• _EXERCISE TASK_
Will you output the entries below exactly, skipping every image they contain?

-- START DATA ROWS --

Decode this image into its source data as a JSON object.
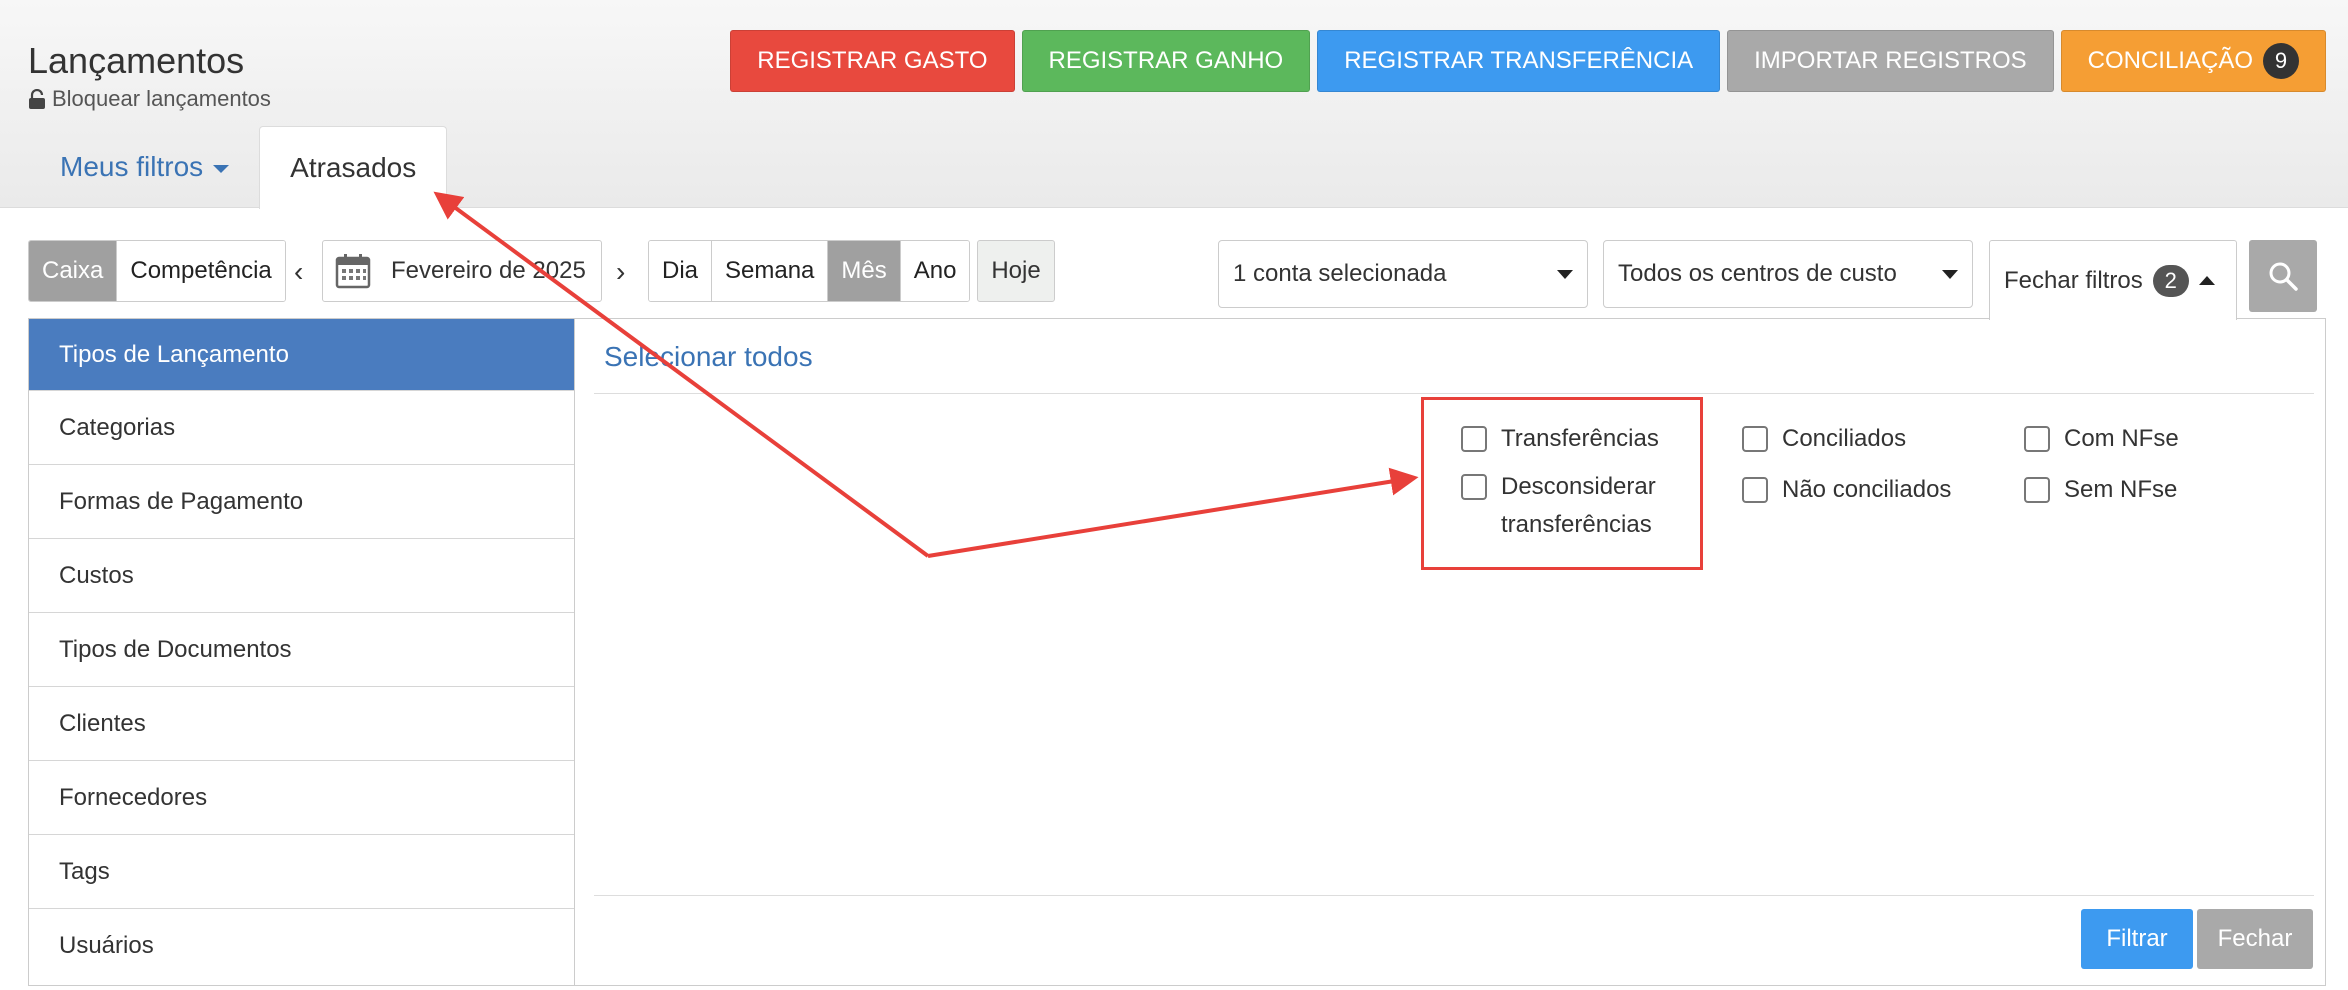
{
  "header": {
    "title": "Lançamentos",
    "lock_label": "Bloquear lançamentos",
    "actions": {
      "registrar_gasto": "REGISTRAR GASTO",
      "registrar_ganho": "REGISTRAR GANHO",
      "registrar_transferencia": "REGISTRAR TRANSFERÊNCIA",
      "importar_registros": "IMPORTAR REGISTROS",
      "conciliacao": "CONCILIAÇÃO",
      "conciliacao_count": "9"
    },
    "tabs": {
      "meus_filtros": "Meus filtros",
      "atrasados": "Atrasados"
    }
  },
  "toolbar": {
    "regime": [
      "Caixa",
      "Competência"
    ],
    "regime_selected": "Caixa",
    "prev_arrow": "‹",
    "next_arrow": "›",
    "period": "Fevereiro de 2025",
    "granularity": [
      "Dia",
      "Semana",
      "Mês",
      "Ano"
    ],
    "granularity_selected": "Mês",
    "today": "Hoje",
    "account_select": "1 conta selecionada",
    "cost_center_select": "Todos os centros de custo",
    "close_filters": "Fechar filtros",
    "active_filters_count": "2"
  },
  "filter_panel": {
    "categories": [
      "Tipos de Lançamento",
      "Categorias",
      "Formas de Pagamento",
      "Custos",
      "Tipos de Documentos",
      "Clientes",
      "Fornecedores",
      "Tags",
      "Usuários"
    ],
    "active_category": "Tipos de Lançamento",
    "select_all": "Selecionar todos",
    "options": {
      "transferencias": "Transferências",
      "desconsiderar_line1": "Desconsiderar",
      "desconsiderar_line2": "transferências",
      "conciliados": "Conciliados",
      "nao_conciliados": "Não conciliados",
      "com_nfse": "Com NFse",
      "sem_nfse": "Sem NFse"
    },
    "apply": "Filtrar",
    "close": "Fechar"
  },
  "colors": {
    "red": "#e8493e",
    "green": "#5cb85c",
    "blue": "#3d9af0",
    "gray": "#a9a9a9",
    "orange": "#f59e34",
    "link": "#3a73b4",
    "active_sidebar": "#4a7cbf",
    "annotation": "#e8403a"
  }
}
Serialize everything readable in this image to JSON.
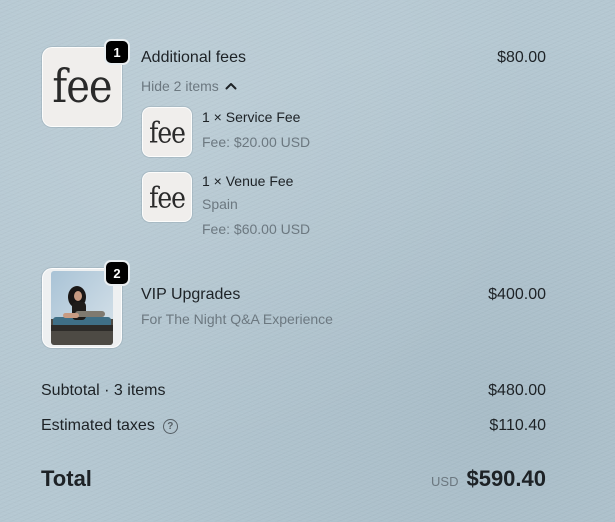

-- END DATA ROWS --

• _RESPONSE BELOW_
Decode this image into its source data as a JSON object.
{
  "header": {
    "title": "Lançamentos",
    "lock_label": "Bloquear lançamentos",
    "actions": {
      "registrar_gasto": "REGISTRAR GASTO",
      "registrar_ganho": "REGISTRAR GANHO",
      "registrar_transferencia": "REGISTRAR TRANSFERÊNCIA",
      "importar_registros": "IMPORTAR REGISTROS",
      "conciliacao": "CONCILIAÇÃO",
      "conciliacao_count": "9"
    },
    "tabs": {
      "meus_filtros": "Meus filtros",
      "atrasados": "Atrasados"
    }
  },
  "toolbar": {
    "regime": [
      "Caixa",
      "Competência"
    ],
    "regime_selected": "Caixa",
    "prev_arrow": "‹",
    "next_arrow": "›",
    "period": "Fevereiro de 2025",
    "granularity": [
      "Dia",
      "Semana",
      "Mês",
      "Ano"
    ],
    "granularity_selected": "Mês",
    "today": "Hoje",
    "account_select": "1 conta selecionada",
    "cost_center_select": "Todos os centros de custo",
    "close_filters": "Fechar filtros",
    "active_filters_count": "2"
  },
  "filter_panel": {
    "categories": [
      "Tipos de Lançamento",
      "Categorias",
      "Formas de Pagamento",
      "Custos",
      "Tipos de Documentos",
      "Clientes",
      "Fornecedores",
      "Tags",
      "Usuários"
    ],
    "active_category": "Tipos de Lançamento",
    "select_all": "Selecionar todos",
    "options": {
      "transferencias": "Transferências",
      "desconsiderar_line1": "Desconsiderar",
      "desconsiderar_line2": "transferências",
      "conciliados": "Conciliados",
      "nao_conciliados": "Não conciliados",
      "com_nfse": "Com NFse",
      "sem_nfse": "Sem NFse"
    },
    "apply": "Filtrar",
    "close": "Fechar"
  },
  "colors": {
    "red": "#e8493e",
    "green": "#5cb85c",
    "blue": "#3d9af0",
    "gray": "#a9a9a9",
    "orange": "#f59e34",
    "link": "#3a73b4",
    "active_sidebar": "#4a7cbf",
    "annotation": "#e8403a"
  }
}
Serialize everything readable in this image to JSON.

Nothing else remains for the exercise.